**SUPPLIED ENTRIES:**
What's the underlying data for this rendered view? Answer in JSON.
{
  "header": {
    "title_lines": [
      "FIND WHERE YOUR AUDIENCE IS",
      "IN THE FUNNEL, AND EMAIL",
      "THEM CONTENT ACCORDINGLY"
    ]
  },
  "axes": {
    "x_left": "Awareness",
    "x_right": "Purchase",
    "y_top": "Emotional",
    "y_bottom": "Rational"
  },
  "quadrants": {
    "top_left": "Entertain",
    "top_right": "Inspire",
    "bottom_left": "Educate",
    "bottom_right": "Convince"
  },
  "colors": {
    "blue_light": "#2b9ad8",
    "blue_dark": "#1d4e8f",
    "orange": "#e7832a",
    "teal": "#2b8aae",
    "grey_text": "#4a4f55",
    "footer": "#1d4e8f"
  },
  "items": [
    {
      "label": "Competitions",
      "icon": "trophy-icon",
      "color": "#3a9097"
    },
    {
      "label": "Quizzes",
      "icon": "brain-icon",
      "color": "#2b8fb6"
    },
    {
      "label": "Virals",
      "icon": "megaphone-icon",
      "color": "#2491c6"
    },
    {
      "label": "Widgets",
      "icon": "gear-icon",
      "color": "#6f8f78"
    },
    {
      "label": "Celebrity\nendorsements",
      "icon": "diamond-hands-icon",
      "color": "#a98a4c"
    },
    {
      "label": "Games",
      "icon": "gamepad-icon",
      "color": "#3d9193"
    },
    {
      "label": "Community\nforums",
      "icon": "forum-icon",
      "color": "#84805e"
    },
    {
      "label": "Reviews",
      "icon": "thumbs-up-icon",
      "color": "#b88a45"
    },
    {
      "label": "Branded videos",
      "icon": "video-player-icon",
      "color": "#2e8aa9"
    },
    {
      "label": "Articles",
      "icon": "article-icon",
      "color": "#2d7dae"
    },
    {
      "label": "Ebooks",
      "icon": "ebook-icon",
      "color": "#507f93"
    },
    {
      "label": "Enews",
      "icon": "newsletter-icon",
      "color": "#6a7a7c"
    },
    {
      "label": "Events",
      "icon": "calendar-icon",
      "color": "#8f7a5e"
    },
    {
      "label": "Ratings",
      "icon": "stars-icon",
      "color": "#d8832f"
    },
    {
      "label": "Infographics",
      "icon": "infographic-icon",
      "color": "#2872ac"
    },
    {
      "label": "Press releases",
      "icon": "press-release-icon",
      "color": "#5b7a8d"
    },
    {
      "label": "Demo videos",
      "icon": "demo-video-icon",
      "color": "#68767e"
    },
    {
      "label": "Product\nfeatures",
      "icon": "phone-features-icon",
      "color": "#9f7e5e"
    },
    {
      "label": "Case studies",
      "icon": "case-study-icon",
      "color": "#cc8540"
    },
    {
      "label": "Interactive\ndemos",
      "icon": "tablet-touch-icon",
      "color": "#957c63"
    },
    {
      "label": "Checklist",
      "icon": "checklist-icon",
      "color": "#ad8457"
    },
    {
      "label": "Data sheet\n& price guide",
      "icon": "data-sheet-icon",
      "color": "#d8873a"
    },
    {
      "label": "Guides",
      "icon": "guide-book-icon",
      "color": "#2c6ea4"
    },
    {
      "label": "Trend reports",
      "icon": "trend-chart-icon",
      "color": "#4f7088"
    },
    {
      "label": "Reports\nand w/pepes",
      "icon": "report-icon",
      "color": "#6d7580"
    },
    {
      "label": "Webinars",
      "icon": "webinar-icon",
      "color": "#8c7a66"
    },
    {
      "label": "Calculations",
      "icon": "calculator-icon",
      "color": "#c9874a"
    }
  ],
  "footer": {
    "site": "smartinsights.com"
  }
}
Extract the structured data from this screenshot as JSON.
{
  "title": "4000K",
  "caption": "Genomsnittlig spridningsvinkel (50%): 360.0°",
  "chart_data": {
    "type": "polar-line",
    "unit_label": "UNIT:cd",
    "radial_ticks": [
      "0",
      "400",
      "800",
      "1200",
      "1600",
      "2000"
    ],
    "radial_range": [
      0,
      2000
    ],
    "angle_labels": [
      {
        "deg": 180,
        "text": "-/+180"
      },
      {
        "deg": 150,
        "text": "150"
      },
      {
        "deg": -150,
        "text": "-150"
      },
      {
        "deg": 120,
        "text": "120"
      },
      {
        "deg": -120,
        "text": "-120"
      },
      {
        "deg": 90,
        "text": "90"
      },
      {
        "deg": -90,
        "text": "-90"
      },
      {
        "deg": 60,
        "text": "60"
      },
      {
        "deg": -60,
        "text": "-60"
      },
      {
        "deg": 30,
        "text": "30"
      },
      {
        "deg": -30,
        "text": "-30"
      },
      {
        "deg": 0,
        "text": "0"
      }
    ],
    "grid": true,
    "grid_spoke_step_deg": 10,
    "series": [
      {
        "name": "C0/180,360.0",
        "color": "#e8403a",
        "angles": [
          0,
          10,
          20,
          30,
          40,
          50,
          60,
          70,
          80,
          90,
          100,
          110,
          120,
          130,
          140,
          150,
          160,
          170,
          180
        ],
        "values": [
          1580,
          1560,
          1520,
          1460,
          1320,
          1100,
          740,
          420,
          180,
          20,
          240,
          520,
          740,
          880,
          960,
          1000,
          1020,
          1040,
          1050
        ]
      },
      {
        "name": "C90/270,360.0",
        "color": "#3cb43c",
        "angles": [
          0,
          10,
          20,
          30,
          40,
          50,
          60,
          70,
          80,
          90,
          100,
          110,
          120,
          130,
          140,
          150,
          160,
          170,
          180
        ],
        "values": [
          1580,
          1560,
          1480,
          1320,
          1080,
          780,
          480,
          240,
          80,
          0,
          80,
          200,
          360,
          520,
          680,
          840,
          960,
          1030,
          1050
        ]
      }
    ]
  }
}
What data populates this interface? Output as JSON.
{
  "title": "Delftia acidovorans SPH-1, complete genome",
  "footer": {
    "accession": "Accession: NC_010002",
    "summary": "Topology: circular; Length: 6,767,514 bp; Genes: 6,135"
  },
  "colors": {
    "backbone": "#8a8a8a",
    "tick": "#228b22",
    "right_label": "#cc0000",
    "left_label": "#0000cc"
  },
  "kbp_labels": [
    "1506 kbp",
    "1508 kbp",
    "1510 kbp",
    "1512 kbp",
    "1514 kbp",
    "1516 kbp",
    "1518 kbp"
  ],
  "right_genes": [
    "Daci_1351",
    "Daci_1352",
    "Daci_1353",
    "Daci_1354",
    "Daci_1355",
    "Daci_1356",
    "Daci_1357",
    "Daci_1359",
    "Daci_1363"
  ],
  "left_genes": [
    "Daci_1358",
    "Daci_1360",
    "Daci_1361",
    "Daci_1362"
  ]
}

**AIM OF THE EXERCISE:**
Please copy out each line of the material that contains the string "videos".

**SOLUTION FOR THIS PROBLEM:**
      "label": "Branded videos",
      "label": "Demo videos",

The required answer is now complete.